• Directive: Locate each line below that includes "сетки" and reproduce it.

• Provided information:

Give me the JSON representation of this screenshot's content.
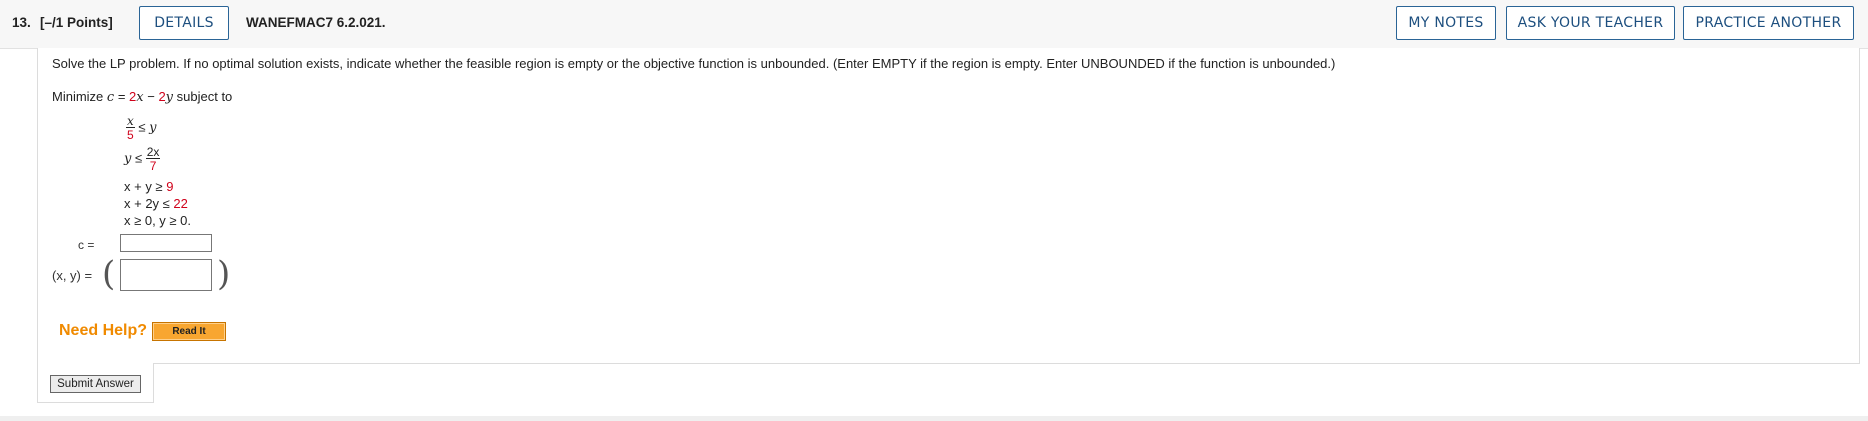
{
  "header": {
    "question_number": "13.",
    "points": "[–/1 Points]",
    "details_label": "DETAILS",
    "question_code": "WANEFMAC7 6.2.021.",
    "my_notes_label": "MY NOTES",
    "ask_teacher_label": "ASK YOUR TEACHER",
    "practice_another_label": "PRACTICE ANOTHER"
  },
  "problem": {
    "instructions": "Solve the LP problem. If no optimal solution exists, indicate whether the feasible region is empty or the objective function is unbounded. (Enter EMPTY if the region is empty. Enter UNBOUNDED if the function is unbounded.)",
    "minimize_prefix": "Minimize",
    "objective_var": "c",
    "objective_eq": " = ",
    "coef_x": "2",
    "x": "x",
    "minus": " − ",
    "coef_y": "2",
    "y": "y",
    "subject_to": " subject to",
    "c1": {
      "num": "x",
      "den": "5",
      "rel": " ≤ ",
      "rhs": "y"
    },
    "c2": {
      "lhs": "y",
      "rel": " ≤ ",
      "num": "2x",
      "den": "7"
    },
    "c3": {
      "lhs": "x + y ≥ ",
      "rhs": "9"
    },
    "c4": {
      "lhs": "x + 2y ≤ ",
      "rhs": "22"
    },
    "c5": "x ≥ 0, y ≥ 0."
  },
  "answers": {
    "c_label": "c =",
    "c_value": "",
    "xy_label": "(x, y) =",
    "xy_value": ""
  },
  "help": {
    "need_help": "Need Help?",
    "read_it": "Read It"
  },
  "submit_label": "Submit Answer",
  "colors": {
    "accent_blue": "#1d4f7f",
    "red_value": "#d0021b",
    "help_orange": "#f08a00",
    "read_it_bg": "#f8a630"
  }
}
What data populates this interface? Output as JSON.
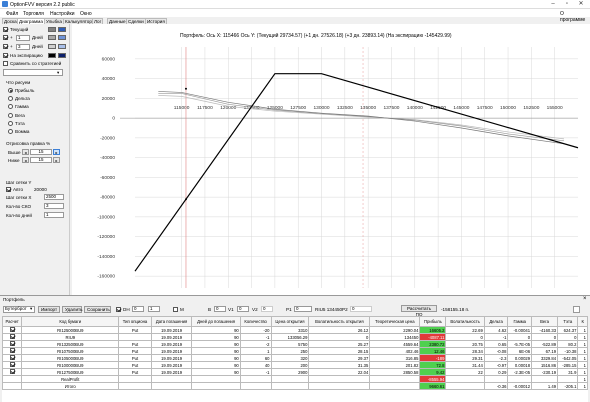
{
  "window": {
    "title": "OptionFVV версия 2.2 public",
    "about": "О программе"
  },
  "menu": [
    "Файл",
    "Торговля",
    "Настройки",
    "Окно"
  ],
  "tabs": [
    "Доска",
    "Диаграмма",
    "Улыбка",
    "Калькулятор",
    "Лог",
    "Данные",
    "Сделки",
    "История"
  ],
  "left": {
    "rows": [
      {
        "label": "Текущий",
        "checked": true
      },
      {
        "label": "+",
        "value": "1",
        "unit": "Дней",
        "checked": true
      },
      {
        "label": "+",
        "value": "3",
        "unit": "Дней",
        "checked": true
      },
      {
        "label": "На экспирацию",
        "checked": true
      }
    ],
    "compare_label": "Сравнить со стратегией",
    "what_label": "Что рисуем",
    "radios": [
      "Прибыль",
      "Дельта",
      "Гамма",
      "Вега",
      "Тэта",
      "Вомма"
    ],
    "draw_edge_label": "Отрисовка правка %",
    "upper_label": "Выше",
    "upper_value": "15",
    "lower_label": "Ниже",
    "lower_value": "15",
    "step_y_label": "Шаг сетки Y",
    "auto_label": "Авто",
    "auto_value": "20000",
    "step_x_label": "Шаг сетки X",
    "step_x_value": "2500",
    "sko_label": "Кол-во СКО",
    "sko_value": "3",
    "days_label": "Кол-во дней",
    "days_value": "1"
  },
  "chart_header": "Портфель: Ось X: 115466 Ось Y: (Текущий 29734.57) (+1 дн. 27526.18) (+3 дн. 23893.14) (На экспирацию -145429.99)",
  "chart_data": {
    "type": "line",
    "x_ticks": [
      "115000",
      "117500",
      "120000",
      "122500",
      "125000",
      "127500",
      "130000",
      "132500",
      "135000",
      "137500",
      "140000",
      "142500",
      "145000",
      "147500",
      "150000",
      "152500",
      "155000"
    ],
    "y_ticks": [
      "60000",
      "40000",
      "20000",
      "0",
      "-20000",
      "-40000",
      "-60000",
      "-80000",
      "-100000",
      "-120000",
      "-140000",
      "-160000"
    ],
    "xlim": [
      110000,
      157500
    ],
    "ylim": [
      -172000,
      72000
    ],
    "cursor_x": 115466,
    "series": [
      {
        "x": [
          110000,
          125000,
          130000,
          157500
        ],
        "y": [
          -155000,
          45000,
          45000,
          -30000
        ],
        "color": "#000000"
      },
      {
        "x": [
          112500,
          115000,
          120000,
          125000,
          130000,
          135000,
          140000,
          145000,
          150000,
          156000
        ],
        "y": [
          27000,
          26000,
          16000,
          9000,
          5000,
          2000,
          -3000,
          -10000,
          -18000,
          -26000
        ],
        "color": "#777777"
      },
      {
        "x": [
          112500,
          115000,
          120000,
          125000,
          130000,
          135000,
          140000,
          145000,
          150000,
          156000
        ],
        "y": [
          25000,
          25000,
          14000,
          8000,
          4500,
          1500,
          -2000,
          -8000,
          -16000,
          -23000
        ],
        "color": "#999999"
      },
      {
        "x": [
          112500,
          115000,
          120000,
          125000,
          130000,
          135000,
          140000,
          145000,
          150000,
          156000
        ],
        "y": [
          23000,
          22000,
          12000,
          7000,
          4000,
          1000,
          -1500,
          -7000,
          -14000,
          -21000
        ],
        "color": "#bbbbbb"
      }
    ]
  },
  "portfolio": {
    "title": "Портфель",
    "select_value": "Бутерброт",
    "buttons": [
      "Импорт",
      "Удалить",
      "Сохранить"
    ],
    "dh_label": "DH",
    "dh_value": "0",
    "dh2_value": "1",
    "m_label": "M",
    "b_label": "B",
    "b_value": "0",
    "v1_label": "V1",
    "v1_value": "0",
    "v2_label": "V2",
    "v2_value": "0",
    "p1_label": "P1",
    "p1_value": "0",
    "ticker": "RIU5 134450",
    "p2_label": "P2",
    "p2_value": "0",
    "calc_button": "Рассчитать ПО",
    "calc_result": "-158155.18 п.",
    "columns": [
      "Расчет",
      "Код бумаги",
      "Тип опциона",
      "Дата погашения",
      "Дней до погашения",
      "Количество",
      "Цена открытия",
      "Волатильность открытия",
      "Теоретическая цена",
      "Прибыль",
      "Волатильность",
      "Дельта",
      "Гамма",
      "Вега",
      "Тэта",
      "К"
    ],
    "rows": [
      [
        "",
        "RI125000BU9",
        "Put",
        "19.09.2019",
        "90",
        "-20",
        "3310",
        "26.12",
        "2290.04",
        "16605.2",
        "22.69",
        "4.62",
        "-0.00041",
        "-4160.33",
        "624.37",
        "1"
      ],
      [
        "",
        "RIU9",
        "",
        "19.09.2019",
        "90",
        "-1",
        "133056.29",
        "0",
        "134450",
        "-4087.11",
        "0",
        "-1",
        "0",
        "0",
        "0",
        "1"
      ],
      [
        "",
        "RI132500BU9",
        "Put",
        "19.09.2019",
        "90",
        "-2",
        "5750",
        "25.27",
        "4559.64",
        "2380.72",
        "20.75",
        "0.65",
        "-5.7E-05",
        "-522.89",
        "80.2",
        "1"
      ],
      [
        "",
        "RI107500BU9",
        "Put",
        "19.09.2019",
        "90",
        "1",
        "250",
        "28.15",
        "402.46",
        "12.46",
        "28.34",
        "-0.08",
        "6E-06",
        "67.19",
        "-10.38",
        "1"
      ],
      [
        "",
        "RI105000BU9",
        "Put",
        "19.09.2019",
        "90",
        "60",
        "320",
        "29.37",
        "316.85",
        "-189",
        "29.31",
        "-2.3",
        "0.00029",
        "3329.84",
        "-542.05",
        "1"
      ],
      [
        "",
        "RI100000BU9",
        "Put",
        "19.09.2019",
        "90",
        "40",
        "200",
        "31.35",
        "201.82",
        "72.8",
        "31.44",
        "-0.97",
        "0.00018",
        "1516.86",
        "-285.15",
        "1"
      ],
      [
        "",
        "RI127500BU9",
        "Put",
        "19.09.2019",
        "90",
        "-1",
        "2900",
        "22.04",
        "2850.58",
        "9.42",
        "22",
        "0.29",
        "-2.3E-05",
        "-230.19",
        "31.9",
        "1"
      ],
      [
        "",
        "RealProfit",
        "",
        "",
        "",
        "",
        "",
        "",
        "",
        "-8555.94",
        "",
        "",
        "",
        "",
        "",
        "1"
      ],
      [
        "",
        "Итого",
        "",
        "",
        "",
        "",
        "",
        "",
        "",
        "9660.61",
        "",
        "-0.36",
        "-0.00012",
        "1.49",
        "-205.1",
        "1"
      ]
    ],
    "profit_colors": [
      "g",
      "r",
      "g",
      "g",
      "r",
      "g",
      "g",
      "r",
      "g"
    ]
  }
}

• Full solution:
    "step_y_label": "Шаг сетки Y",
    "step_x_label": "Шаг сетки X",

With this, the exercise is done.